** start RAW DATA **
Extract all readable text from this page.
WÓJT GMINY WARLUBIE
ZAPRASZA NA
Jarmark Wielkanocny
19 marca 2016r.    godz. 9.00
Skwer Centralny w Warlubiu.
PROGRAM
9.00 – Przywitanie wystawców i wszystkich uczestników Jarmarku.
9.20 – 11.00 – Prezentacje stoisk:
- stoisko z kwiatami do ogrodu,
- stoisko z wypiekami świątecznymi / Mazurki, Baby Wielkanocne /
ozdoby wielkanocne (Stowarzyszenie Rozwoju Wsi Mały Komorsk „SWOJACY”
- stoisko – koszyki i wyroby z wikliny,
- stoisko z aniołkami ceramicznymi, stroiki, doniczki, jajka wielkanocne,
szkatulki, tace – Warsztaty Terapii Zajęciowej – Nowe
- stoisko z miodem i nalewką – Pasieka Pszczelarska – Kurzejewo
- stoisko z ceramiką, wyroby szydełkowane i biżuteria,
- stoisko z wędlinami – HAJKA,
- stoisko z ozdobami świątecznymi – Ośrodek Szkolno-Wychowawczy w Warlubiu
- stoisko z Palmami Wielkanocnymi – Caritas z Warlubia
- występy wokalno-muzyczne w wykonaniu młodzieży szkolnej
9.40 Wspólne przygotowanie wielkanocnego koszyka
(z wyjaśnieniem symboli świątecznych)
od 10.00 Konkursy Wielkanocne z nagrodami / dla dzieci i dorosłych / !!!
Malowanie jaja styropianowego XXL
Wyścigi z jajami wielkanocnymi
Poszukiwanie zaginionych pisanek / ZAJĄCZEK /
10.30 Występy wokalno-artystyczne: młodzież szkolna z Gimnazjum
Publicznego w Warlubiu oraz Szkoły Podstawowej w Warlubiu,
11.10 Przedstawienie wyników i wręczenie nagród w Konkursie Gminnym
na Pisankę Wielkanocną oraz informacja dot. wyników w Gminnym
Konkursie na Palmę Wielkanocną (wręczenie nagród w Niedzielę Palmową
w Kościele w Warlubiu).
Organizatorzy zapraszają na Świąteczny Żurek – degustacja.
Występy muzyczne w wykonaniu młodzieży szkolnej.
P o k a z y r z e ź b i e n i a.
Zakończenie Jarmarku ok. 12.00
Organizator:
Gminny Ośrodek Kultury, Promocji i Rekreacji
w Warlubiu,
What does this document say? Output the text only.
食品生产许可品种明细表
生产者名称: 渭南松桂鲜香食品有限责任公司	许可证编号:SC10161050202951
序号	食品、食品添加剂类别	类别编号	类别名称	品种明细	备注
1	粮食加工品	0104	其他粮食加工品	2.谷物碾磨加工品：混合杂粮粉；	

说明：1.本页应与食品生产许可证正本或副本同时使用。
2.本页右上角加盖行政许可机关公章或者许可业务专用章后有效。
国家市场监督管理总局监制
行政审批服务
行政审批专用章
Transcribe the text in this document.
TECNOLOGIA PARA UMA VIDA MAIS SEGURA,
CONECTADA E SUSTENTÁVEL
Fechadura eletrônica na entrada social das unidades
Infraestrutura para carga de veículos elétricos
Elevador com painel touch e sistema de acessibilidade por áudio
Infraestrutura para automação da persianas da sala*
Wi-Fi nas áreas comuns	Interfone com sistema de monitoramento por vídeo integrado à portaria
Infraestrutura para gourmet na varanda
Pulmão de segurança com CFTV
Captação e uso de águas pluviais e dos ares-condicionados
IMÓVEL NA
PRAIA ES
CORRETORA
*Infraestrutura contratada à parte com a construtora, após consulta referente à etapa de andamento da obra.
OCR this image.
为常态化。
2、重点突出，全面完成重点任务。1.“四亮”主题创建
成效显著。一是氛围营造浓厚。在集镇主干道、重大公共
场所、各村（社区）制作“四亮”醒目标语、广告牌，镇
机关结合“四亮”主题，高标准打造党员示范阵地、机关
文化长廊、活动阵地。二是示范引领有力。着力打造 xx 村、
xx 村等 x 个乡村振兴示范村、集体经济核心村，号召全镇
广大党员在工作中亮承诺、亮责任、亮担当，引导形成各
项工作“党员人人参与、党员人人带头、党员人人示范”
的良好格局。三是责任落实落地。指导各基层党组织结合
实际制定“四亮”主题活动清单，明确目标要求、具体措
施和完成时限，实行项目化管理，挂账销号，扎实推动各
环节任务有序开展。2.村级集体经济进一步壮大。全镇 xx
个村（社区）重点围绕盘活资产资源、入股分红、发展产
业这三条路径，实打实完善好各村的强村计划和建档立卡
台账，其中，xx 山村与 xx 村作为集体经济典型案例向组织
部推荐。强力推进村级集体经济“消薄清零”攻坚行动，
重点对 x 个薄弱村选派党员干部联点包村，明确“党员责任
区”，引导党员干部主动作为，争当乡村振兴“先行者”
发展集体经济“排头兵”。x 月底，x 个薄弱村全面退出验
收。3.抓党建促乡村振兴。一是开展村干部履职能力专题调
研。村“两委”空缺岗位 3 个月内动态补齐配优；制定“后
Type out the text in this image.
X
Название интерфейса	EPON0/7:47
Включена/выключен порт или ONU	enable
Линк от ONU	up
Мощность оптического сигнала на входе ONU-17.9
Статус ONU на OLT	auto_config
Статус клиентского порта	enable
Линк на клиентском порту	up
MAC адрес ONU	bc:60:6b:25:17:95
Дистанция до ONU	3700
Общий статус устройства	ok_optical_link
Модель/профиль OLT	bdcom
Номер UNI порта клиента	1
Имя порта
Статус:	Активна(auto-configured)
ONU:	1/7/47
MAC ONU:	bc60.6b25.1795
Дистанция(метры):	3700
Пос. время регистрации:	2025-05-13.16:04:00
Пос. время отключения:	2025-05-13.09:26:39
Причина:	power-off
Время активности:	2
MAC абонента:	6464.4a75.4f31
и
** end RAW DATA **
### [WHAT THE TASK REQUIRES]
Each line containing "wokalno" counts once; state the total number of such lines and nothing else.

### [EXERCISE RESPONSE]
2